▶ [PROBLEM STATEMENT]
Extract the records in full, leaving every picture out.

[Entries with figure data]
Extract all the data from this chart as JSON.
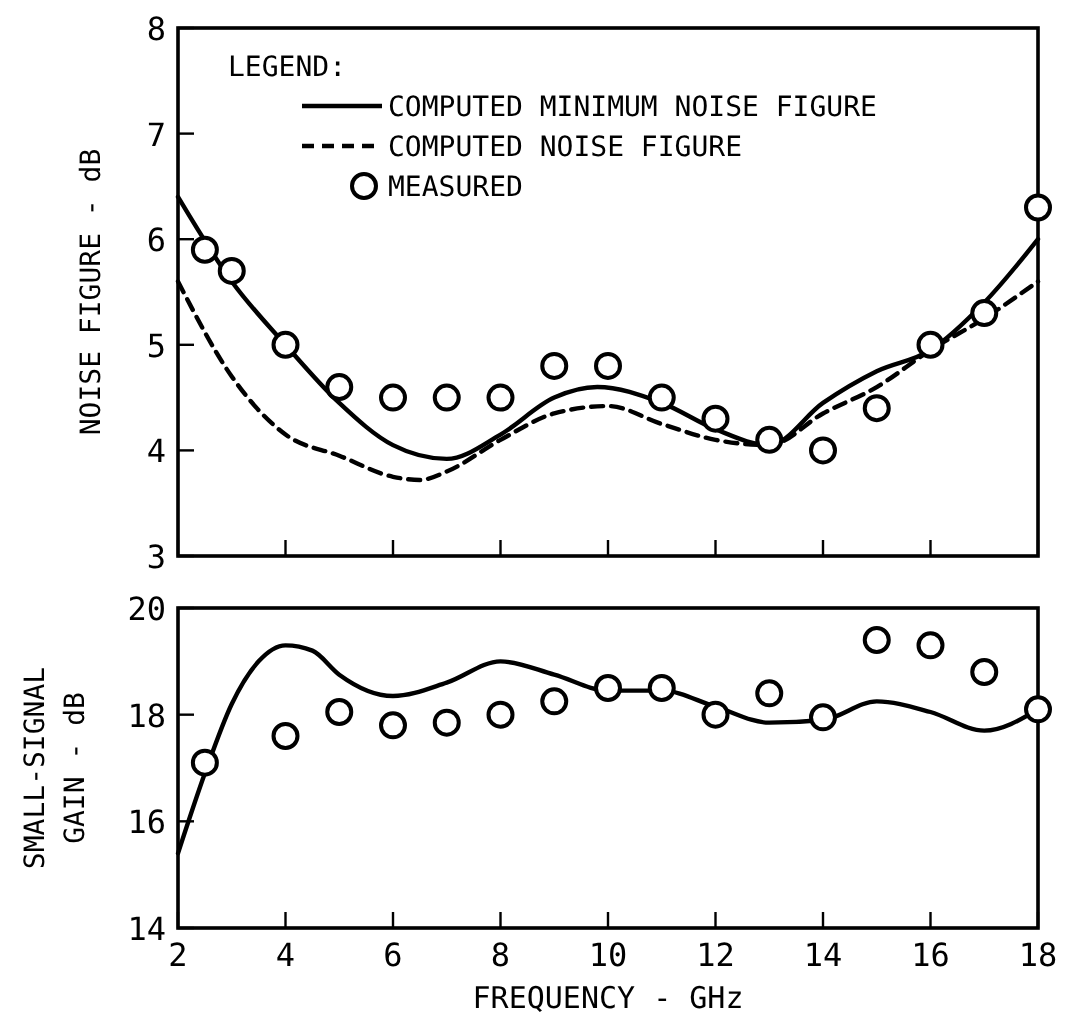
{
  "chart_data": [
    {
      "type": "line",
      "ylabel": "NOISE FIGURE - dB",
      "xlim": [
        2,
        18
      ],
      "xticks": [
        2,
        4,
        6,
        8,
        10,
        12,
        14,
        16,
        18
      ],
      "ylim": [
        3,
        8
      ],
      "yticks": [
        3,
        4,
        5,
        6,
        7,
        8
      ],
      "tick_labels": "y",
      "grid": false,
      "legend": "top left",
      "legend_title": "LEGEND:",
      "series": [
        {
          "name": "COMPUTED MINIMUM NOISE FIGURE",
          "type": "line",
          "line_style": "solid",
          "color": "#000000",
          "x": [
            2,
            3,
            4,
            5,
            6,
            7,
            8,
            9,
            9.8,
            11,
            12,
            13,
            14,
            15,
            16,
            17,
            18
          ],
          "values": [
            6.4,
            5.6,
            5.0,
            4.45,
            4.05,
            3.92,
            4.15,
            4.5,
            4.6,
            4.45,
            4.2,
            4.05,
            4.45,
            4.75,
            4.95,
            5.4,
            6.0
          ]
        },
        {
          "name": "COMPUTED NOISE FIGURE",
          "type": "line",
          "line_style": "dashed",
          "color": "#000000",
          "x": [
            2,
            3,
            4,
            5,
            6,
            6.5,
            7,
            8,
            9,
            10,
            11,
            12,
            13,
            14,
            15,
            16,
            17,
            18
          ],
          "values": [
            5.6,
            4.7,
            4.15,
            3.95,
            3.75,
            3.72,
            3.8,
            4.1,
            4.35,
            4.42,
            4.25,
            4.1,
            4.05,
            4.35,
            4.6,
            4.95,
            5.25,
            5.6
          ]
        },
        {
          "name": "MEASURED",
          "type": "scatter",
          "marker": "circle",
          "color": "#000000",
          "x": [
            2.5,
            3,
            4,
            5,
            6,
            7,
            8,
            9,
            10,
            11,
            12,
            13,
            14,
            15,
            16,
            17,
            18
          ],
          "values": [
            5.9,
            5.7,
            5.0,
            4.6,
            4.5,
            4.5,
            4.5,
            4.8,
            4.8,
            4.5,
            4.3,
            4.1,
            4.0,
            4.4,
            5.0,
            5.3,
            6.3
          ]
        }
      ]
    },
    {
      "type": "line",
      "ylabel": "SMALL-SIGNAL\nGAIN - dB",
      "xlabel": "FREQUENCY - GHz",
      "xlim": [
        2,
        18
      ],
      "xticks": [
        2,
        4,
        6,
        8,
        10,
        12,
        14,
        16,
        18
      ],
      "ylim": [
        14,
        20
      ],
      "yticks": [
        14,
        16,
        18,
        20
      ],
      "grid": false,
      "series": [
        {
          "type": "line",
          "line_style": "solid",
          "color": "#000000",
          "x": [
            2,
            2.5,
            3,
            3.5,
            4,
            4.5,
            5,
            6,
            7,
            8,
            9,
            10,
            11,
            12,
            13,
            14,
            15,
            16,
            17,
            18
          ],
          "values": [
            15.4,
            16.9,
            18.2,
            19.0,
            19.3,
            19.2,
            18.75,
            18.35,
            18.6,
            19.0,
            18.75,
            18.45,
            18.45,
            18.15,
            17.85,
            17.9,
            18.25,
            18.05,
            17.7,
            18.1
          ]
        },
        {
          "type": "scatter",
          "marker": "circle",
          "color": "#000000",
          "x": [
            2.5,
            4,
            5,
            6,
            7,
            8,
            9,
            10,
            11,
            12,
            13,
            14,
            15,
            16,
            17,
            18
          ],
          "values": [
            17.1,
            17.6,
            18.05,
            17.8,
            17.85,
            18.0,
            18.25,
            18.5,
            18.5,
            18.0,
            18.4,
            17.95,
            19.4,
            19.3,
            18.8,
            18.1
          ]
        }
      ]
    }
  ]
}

▶ [ANSWER FOR THE TASK]
Extract all the data from this chart as JSON.
{
  "chart_data": [
    {
      "type": "line",
      "ylabel": "NOISE FIGURE - dB",
      "xlim": [
        2,
        18
      ],
      "xticks": [
        2,
        4,
        6,
        8,
        10,
        12,
        14,
        16,
        18
      ],
      "ylim": [
        3,
        8
      ],
      "yticks": [
        3,
        4,
        5,
        6,
        7,
        8
      ],
      "tick_labels": "y",
      "grid": false,
      "legend": "top left",
      "legend_title": "LEGEND:",
      "series": [
        {
          "name": "COMPUTED MINIMUM NOISE FIGURE",
          "type": "line",
          "line_style": "solid",
          "color": "#000000",
          "x": [
            2,
            3,
            4,
            5,
            6,
            7,
            8,
            9,
            9.8,
            11,
            12,
            13,
            14,
            15,
            16,
            17,
            18
          ],
          "values": [
            6.4,
            5.6,
            5.0,
            4.45,
            4.05,
            3.92,
            4.15,
            4.5,
            4.6,
            4.45,
            4.2,
            4.05,
            4.45,
            4.75,
            4.95,
            5.4,
            6.0
          ]
        },
        {
          "name": "COMPUTED NOISE FIGURE",
          "type": "line",
          "line_style": "dashed",
          "color": "#000000",
          "x": [
            2,
            3,
            4,
            5,
            6,
            6.5,
            7,
            8,
            9,
            10,
            11,
            12,
            13,
            14,
            15,
            16,
            17,
            18
          ],
          "values": [
            5.6,
            4.7,
            4.15,
            3.95,
            3.75,
            3.72,
            3.8,
            4.1,
            4.35,
            4.42,
            4.25,
            4.1,
            4.05,
            4.35,
            4.6,
            4.95,
            5.25,
            5.6
          ]
        },
        {
          "name": "MEASURED",
          "type": "scatter",
          "marker": "circle",
          "color": "#000000",
          "x": [
            2.5,
            3,
            4,
            5,
            6,
            7,
            8,
            9,
            10,
            11,
            12,
            13,
            14,
            15,
            16,
            17,
            18
          ],
          "values": [
            5.9,
            5.7,
            5.0,
            4.6,
            4.5,
            4.5,
            4.5,
            4.8,
            4.8,
            4.5,
            4.3,
            4.1,
            4.0,
            4.4,
            5.0,
            5.3,
            6.3
          ]
        }
      ]
    },
    {
      "type": "line",
      "ylabel": "SMALL-SIGNAL\nGAIN - dB",
      "xlabel": "FREQUENCY - GHz",
      "xlim": [
        2,
        18
      ],
      "xticks": [
        2,
        4,
        6,
        8,
        10,
        12,
        14,
        16,
        18
      ],
      "ylim": [
        14,
        20
      ],
      "yticks": [
        14,
        16,
        18,
        20
      ],
      "grid": false,
      "series": [
        {
          "type": "line",
          "line_style": "solid",
          "color": "#000000",
          "x": [
            2,
            2.5,
            3,
            3.5,
            4,
            4.5,
            5,
            6,
            7,
            8,
            9,
            10,
            11,
            12,
            13,
            14,
            15,
            16,
            17,
            18
          ],
          "values": [
            15.4,
            16.9,
            18.2,
            19.0,
            19.3,
            19.2,
            18.75,
            18.35,
            18.6,
            19.0,
            18.75,
            18.45,
            18.45,
            18.15,
            17.85,
            17.9,
            18.25,
            18.05,
            17.7,
            18.1
          ]
        },
        {
          "type": "scatter",
          "marker": "circle",
          "color": "#000000",
          "x": [
            2.5,
            4,
            5,
            6,
            7,
            8,
            9,
            10,
            11,
            12,
            13,
            14,
            15,
            16,
            17,
            18
          ],
          "values": [
            17.1,
            17.6,
            18.05,
            17.8,
            17.85,
            18.0,
            18.25,
            18.5,
            18.5,
            18.0,
            18.4,
            17.95,
            19.4,
            19.3,
            18.8,
            18.1
          ]
        }
      ]
    }
  ]
}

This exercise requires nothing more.